### INSTRUCTIONS TO FOLLOW
Write out all the material exactly. Leave nothing out.
▬▬▬▬▬▬▬▬▬▬
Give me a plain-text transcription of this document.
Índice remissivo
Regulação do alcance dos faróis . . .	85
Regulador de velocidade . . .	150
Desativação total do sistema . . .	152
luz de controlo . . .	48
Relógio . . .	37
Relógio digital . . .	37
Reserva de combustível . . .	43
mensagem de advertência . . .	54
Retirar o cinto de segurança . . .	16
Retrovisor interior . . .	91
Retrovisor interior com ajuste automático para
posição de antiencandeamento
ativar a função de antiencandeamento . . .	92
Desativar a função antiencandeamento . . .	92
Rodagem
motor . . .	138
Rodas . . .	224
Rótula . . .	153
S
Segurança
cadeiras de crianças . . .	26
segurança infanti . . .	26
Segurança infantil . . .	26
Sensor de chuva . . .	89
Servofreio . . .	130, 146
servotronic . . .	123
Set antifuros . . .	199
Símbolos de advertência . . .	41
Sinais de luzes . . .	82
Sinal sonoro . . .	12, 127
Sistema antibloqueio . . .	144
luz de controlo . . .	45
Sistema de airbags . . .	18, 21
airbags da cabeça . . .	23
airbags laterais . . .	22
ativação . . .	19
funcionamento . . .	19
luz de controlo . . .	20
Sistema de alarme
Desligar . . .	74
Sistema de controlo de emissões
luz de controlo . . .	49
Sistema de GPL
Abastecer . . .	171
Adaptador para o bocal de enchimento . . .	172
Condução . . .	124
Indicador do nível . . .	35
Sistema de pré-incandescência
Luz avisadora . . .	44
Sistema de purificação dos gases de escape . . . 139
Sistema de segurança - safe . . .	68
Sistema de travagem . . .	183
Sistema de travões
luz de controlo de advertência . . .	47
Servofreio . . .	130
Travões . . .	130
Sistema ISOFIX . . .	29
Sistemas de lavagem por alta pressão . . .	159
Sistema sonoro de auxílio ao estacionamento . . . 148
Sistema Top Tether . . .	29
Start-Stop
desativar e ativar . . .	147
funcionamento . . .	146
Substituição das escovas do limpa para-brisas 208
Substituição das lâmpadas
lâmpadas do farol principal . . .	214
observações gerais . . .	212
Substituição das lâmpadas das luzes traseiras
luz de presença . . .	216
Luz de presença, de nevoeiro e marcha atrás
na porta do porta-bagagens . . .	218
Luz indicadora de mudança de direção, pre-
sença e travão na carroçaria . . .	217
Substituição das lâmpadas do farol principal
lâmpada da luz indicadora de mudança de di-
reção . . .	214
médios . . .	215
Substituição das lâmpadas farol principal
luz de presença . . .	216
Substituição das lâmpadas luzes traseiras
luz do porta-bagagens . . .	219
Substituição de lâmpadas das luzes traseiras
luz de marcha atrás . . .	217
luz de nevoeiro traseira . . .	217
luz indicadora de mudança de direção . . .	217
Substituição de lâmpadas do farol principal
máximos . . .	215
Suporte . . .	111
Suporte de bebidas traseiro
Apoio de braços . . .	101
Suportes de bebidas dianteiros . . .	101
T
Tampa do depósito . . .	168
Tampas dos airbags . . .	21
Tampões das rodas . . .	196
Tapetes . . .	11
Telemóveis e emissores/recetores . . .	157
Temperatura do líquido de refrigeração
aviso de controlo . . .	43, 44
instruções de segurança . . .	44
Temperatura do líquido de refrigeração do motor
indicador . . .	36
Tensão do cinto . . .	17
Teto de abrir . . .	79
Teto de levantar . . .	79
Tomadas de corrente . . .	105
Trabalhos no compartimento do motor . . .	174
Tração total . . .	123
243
▬▬▬▬▬▬▬▬▬▬
### EXPECTED OUTPUT
Give me a plain-text transcription of this document.
Índice remissivo
Regulação do alcance dos faróis . . .	85
Regulador de velocidade . . .	150
Desativação total do sistema . . .	152
luz de controlo . . .	48
Relógio . . .	37
Relógio digital . . .	37
Reserva de combustível . . .	43
mensagem de advertência . . .	54
Retirar o cinto de segurança . . .	16
Retrovisor interior . . .	91
Retrovisor interior com ajuste automático para
posição de antiencandeamento
ativar a função de antiencandeamento . . .	92
Desativar a função antiencandeamento . . .	92
Rodagem
motor . . .	138
Rodas . . .	224
Rótula . . .	153
S
Segurança
cadeiras de crianças . . .	26
segurança infanti . . .	26
Segurança infantil . . .	26
Sensor de chuva . . .	89
Servofreio . . .	130, 146
servotronic . . .	123
Set antifuros . . .	199
Símbolos de advertência . . .	41
Sinais de luzes . . .	82
Sinal sonoro . . .	12, 127
Sistema antibloqueio . . .	144
luz de controlo . . .	45
Sistema de airbags . . .	18, 21
airbags da cabeça . . .	23
airbags laterais . . .	22
ativação . . .	19
funcionamento . . .	19
luz de controlo . . .	20
Sistema de alarme
Desligar . . .	74
Sistema de controlo de emissões
luz de controlo . . .	49
Sistema de GPL
Abastecer . . .	171
Adaptador para o bocal de enchimento . . .	172
Condução . . .	124
Indicador do nível . . .	35
Sistema de pré-incandescência
Luz avisadora . . .	44
Sistema de purificação dos gases de escape . . . 139
Sistema de segurança - safe . . .	68
Sistema de travagem . . .	183
Sistema de travões
luz de controlo de advertência . . .	47
Servofreio . . .	130
Travões . . .	130
Sistema ISOFIX . . .	29
Sistemas de lavagem por alta pressão . . .	159
Sistema sonoro de auxílio ao estacionamento . . . 148
Sistema Top Tether . . .	29
Start-Stop
desativar e ativar . . .	147
funcionamento . . .	146
Substituição das escovas do limpa para-brisas 208
Substituição das lâmpadas
lâmpadas do farol principal . . .	214
observações gerais . . .	212
Substituição das lâmpadas das luzes traseiras
luz de presença . . .	216
Luz de presença, de nevoeiro e marcha atrás
na porta do porta-bagagens . . .	218
Luz indicadora de mudança de direção, pre-
sença e travão na carroçaria . . .	217
Substituição das lâmpadas do farol principal
lâmpada da luz indicadora de mudança de di-
reção . . .	214
médios . . .	215
Substituição das lâmpadas farol principal
luz de presença . . .	216
Substituição das lâmpadas luzes traseiras
luz do porta-bagagens . . .	219
Substituição de lâmpadas das luzes traseiras
luz de marcha atrás . . .	217
luz de nevoeiro traseira . . .	217
luz indicadora de mudança de direção . . .	217
Substituição de lâmpadas do farol principal
máximos . . .	215
Suporte . . .	111
Suporte de bebidas traseiro
Apoio de braços . . .	101
Suportes de bebidas dianteiros . . .	101
T
Tampa do depósito . . .	168
Tampas dos airbags . . .	21
Tampões das rodas . . .	196
Tapetes . . .	11
Telemóveis e emissores/recetores . . .	157
Temperatura do líquido de refrigeração
aviso de controlo . . .	43, 44
instruções de segurança . . .	44
Temperatura do líquido de refrigeração do motor
indicador . . .	36
Tensão do cinto . . .	17
Teto de abrir . . .	79
Teto de levantar . . .	79
Tomadas de corrente . . .	105
Trabalhos no compartimento do motor . . .	174
Tração total . . .	123
243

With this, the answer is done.